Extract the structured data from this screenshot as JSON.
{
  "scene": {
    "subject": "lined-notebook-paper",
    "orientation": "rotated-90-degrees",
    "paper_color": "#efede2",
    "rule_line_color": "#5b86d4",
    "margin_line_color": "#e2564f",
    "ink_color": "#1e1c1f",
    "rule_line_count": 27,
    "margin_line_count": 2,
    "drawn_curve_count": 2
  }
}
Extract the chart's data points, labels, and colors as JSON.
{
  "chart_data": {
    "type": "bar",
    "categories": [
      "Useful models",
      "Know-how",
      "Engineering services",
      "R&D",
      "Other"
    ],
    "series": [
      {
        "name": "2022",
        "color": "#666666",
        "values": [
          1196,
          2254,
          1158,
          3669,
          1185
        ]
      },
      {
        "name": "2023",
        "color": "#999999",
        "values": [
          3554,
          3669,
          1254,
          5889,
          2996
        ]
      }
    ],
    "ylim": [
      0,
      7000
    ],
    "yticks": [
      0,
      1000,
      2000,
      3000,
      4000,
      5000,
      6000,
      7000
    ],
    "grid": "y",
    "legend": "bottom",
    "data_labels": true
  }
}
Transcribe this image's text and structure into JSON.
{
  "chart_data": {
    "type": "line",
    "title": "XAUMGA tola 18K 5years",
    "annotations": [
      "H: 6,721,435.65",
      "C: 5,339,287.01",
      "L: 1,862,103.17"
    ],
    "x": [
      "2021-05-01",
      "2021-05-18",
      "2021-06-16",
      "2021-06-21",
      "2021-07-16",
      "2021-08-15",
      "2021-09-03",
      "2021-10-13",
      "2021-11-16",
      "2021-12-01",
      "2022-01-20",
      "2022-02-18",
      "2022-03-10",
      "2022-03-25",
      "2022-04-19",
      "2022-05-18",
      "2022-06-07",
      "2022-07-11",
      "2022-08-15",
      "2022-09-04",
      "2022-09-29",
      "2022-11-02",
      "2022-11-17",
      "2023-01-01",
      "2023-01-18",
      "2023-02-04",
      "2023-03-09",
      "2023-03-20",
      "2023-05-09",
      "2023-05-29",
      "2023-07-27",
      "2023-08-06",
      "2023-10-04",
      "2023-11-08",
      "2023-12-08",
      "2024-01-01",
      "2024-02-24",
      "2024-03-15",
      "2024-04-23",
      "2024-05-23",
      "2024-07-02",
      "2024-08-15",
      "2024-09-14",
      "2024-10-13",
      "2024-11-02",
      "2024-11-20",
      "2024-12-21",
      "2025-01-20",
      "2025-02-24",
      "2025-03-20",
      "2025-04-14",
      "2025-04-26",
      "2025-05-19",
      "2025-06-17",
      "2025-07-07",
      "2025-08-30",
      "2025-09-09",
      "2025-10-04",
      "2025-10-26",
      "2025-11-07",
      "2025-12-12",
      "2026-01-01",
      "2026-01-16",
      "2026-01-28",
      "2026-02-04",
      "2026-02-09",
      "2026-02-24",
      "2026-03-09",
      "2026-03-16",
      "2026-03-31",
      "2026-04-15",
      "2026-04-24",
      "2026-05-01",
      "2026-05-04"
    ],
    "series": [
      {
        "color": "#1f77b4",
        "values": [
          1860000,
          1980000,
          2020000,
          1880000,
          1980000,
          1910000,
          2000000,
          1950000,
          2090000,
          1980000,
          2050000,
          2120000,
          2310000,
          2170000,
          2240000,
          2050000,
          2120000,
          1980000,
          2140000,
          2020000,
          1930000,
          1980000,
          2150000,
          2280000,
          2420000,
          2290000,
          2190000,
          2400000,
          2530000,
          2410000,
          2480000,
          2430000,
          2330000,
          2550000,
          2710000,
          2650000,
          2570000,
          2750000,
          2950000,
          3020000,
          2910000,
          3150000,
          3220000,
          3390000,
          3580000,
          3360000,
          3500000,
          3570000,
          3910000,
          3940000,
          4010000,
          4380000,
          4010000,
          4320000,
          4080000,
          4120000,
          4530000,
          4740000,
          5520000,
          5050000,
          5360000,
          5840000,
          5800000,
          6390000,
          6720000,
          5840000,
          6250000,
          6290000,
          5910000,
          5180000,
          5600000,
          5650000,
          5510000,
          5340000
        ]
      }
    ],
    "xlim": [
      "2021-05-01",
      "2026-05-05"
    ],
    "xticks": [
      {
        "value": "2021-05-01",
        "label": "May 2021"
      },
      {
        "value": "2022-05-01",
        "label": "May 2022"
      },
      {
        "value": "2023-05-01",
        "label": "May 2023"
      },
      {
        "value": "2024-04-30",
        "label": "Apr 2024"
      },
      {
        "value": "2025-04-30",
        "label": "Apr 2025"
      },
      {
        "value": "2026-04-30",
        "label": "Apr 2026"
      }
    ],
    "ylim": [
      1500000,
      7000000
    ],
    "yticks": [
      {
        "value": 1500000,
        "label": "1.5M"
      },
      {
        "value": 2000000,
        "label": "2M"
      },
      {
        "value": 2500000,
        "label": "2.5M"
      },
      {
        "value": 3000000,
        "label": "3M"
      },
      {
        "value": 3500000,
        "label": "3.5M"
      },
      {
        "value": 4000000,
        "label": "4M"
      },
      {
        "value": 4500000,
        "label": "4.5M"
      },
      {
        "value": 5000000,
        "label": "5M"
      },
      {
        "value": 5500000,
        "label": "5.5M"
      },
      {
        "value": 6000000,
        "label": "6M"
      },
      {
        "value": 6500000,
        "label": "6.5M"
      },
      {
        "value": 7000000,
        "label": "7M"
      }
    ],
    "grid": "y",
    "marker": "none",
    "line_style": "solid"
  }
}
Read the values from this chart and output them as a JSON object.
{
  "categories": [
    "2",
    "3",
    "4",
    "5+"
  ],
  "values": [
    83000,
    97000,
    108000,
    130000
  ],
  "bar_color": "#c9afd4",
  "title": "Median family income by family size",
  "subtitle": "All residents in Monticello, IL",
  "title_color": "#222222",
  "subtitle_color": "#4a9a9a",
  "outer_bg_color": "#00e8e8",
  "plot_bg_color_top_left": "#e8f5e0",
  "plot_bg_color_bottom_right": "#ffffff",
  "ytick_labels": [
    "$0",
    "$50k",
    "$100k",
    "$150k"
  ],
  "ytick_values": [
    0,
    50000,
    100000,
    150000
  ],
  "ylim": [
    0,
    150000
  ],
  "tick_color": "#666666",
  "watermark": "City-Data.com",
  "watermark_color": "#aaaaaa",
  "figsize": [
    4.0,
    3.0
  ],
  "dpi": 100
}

--------------------------------------------------

WRITTEN REQUEST - Search the data for the string "this". List each line that has it.

COMPLETE OUTPUT -
Extract the structured data from this screenshot as JSON.
Transcribe this image's text and structure into JSON.
Read the values from this chart and output them as a JSON object.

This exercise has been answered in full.